### TO BE DONE
Using the records below, please work out how many lines contain "title"; answer with the number alone.

### RECORDED DATA

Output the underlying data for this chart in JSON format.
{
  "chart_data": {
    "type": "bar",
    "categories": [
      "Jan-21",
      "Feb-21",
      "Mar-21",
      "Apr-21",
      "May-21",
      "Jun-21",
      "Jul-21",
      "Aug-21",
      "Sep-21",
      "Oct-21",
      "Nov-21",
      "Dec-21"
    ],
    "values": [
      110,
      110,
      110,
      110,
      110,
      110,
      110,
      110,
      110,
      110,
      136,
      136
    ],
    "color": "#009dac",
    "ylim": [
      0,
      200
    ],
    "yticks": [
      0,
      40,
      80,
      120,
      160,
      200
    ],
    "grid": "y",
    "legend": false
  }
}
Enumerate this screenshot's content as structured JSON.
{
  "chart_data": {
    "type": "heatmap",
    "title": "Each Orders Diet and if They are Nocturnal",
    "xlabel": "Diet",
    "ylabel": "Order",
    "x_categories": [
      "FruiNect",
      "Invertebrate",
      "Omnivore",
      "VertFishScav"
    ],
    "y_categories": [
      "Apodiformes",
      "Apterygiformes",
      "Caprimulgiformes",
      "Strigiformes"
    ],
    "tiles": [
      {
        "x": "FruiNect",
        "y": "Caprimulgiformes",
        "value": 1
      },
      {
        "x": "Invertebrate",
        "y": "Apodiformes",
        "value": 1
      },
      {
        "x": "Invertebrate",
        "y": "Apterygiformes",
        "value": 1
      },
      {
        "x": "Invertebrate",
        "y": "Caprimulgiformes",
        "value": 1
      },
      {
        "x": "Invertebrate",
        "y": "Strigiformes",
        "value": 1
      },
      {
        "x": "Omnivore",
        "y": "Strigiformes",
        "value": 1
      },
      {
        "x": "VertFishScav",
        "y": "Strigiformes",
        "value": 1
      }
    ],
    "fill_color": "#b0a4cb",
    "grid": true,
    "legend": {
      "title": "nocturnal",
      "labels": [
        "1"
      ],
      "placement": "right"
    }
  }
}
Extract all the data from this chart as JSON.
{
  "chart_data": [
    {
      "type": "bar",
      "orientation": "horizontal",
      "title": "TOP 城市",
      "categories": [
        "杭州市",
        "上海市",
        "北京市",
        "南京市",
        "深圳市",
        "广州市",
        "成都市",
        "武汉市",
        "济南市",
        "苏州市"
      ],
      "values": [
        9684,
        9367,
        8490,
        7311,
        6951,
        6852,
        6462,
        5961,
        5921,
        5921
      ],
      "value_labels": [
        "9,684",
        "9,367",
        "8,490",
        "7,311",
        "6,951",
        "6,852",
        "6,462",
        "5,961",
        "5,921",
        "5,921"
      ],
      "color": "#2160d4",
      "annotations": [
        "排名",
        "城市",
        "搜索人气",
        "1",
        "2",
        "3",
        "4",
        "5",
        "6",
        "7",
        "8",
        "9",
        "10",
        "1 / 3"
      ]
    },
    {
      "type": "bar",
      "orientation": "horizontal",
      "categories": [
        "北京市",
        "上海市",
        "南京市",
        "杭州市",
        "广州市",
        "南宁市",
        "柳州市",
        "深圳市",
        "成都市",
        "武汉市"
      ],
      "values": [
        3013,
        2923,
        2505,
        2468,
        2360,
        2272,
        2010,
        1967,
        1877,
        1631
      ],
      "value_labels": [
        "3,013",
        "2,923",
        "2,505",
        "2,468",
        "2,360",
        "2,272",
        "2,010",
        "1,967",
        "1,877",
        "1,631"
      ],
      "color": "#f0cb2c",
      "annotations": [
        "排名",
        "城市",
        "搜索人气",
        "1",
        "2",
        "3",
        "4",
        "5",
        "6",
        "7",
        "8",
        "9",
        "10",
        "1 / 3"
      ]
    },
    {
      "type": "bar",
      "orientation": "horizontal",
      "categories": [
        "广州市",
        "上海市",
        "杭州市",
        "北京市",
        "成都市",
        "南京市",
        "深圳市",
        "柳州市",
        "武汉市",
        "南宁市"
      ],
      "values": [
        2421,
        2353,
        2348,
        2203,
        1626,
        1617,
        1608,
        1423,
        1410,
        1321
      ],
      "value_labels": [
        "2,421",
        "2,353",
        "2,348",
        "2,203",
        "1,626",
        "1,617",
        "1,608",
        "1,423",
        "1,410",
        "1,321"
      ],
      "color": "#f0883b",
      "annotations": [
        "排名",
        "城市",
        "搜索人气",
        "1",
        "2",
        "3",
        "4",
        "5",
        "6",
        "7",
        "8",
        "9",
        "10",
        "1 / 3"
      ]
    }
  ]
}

### TASK OUTPUT
3